> [Short problem] Restate every line of the material, word for word.

BEGIN Given records

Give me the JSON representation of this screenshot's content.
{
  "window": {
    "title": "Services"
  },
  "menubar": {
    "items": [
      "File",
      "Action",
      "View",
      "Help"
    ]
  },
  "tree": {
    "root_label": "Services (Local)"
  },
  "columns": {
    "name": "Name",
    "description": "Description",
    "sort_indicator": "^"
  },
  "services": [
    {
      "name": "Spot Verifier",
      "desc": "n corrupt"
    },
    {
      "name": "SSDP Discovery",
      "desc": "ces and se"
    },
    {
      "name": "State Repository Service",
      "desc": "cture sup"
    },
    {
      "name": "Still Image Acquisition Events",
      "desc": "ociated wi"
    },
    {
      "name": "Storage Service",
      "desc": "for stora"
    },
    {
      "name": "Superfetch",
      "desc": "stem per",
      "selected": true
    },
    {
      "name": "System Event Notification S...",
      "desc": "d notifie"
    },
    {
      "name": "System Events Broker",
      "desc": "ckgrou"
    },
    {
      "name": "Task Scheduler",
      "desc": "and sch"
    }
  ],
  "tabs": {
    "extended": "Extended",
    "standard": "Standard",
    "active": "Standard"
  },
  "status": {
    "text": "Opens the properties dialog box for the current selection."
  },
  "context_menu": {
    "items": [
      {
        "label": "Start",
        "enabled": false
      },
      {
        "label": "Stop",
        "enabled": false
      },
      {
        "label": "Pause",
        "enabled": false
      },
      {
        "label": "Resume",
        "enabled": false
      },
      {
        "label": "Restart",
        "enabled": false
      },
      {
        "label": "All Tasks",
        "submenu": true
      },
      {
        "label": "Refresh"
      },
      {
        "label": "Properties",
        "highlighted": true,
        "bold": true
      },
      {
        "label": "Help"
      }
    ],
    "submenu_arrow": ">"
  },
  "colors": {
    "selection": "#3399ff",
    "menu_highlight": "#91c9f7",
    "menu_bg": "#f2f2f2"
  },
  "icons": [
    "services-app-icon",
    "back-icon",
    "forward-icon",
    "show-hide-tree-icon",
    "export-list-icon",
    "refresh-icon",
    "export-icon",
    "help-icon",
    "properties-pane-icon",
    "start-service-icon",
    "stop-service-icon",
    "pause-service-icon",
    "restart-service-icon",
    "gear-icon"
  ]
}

END Given records

> [Result of the task]
Give me the JSON representation of this screenshot's content.
{
  "window": {
    "title": "Services"
  },
  "menubar": {
    "items": [
      "File",
      "Action",
      "View",
      "Help"
    ]
  },
  "tree": {
    "root_label": "Services (Local)"
  },
  "columns": {
    "name": "Name",
    "description": "Description",
    "sort_indicator": "^"
  },
  "services": [
    {
      "name": "Spot Verifier",
      "desc": "n corrupt"
    },
    {
      "name": "SSDP Discovery",
      "desc": "ces and se"
    },
    {
      "name": "State Repository Service",
      "desc": "cture sup"
    },
    {
      "name": "Still Image Acquisition Events",
      "desc": "ociated wi"
    },
    {
      "name": "Storage Service",
      "desc": "for stora"
    },
    {
      "name": "Superfetch",
      "desc": "stem per",
      "selected": true
    },
    {
      "name": "System Event Notification S...",
      "desc": "d notifie"
    },
    {
      "name": "System Events Broker",
      "desc": "ckgrou"
    },
    {
      "name": "Task Scheduler",
      "desc": "and sch"
    }
  ],
  "tabs": {
    "extended": "Extended",
    "standard": "Standard",
    "active": "Standard"
  },
  "status": {
    "text": "Opens the properties dialog box for the current selection."
  },
  "context_menu": {
    "items": [
      {
        "label": "Start",
        "enabled": false
      },
      {
        "label": "Stop",
        "enabled": false
      },
      {
        "label": "Pause",
        "enabled": false
      },
      {
        "label": "Resume",
        "enabled": false
      },
      {
        "label": "Restart",
        "enabled": false
      },
      {
        "label": "All Tasks",
        "submenu": true
      },
      {
        "label": "Refresh"
      },
      {
        "label": "Properties",
        "highlighted": true,
        "bold": true
      },
      {
        "label": "Help"
      }
    ],
    "submenu_arrow": ">"
  },
  "colors": {
    "selection": "#3399ff",
    "menu_highlight": "#91c9f7",
    "menu_bg": "#f2f2f2"
  },
  "icons": [
    "services-app-icon",
    "back-icon",
    "forward-icon",
    "show-hide-tree-icon",
    "export-list-icon",
    "refresh-icon",
    "export-icon",
    "help-icon",
    "properties-pane-icon",
    "start-service-icon",
    "stop-service-icon",
    "pause-service-icon",
    "restart-service-icon",
    "gear-icon"
  ]
}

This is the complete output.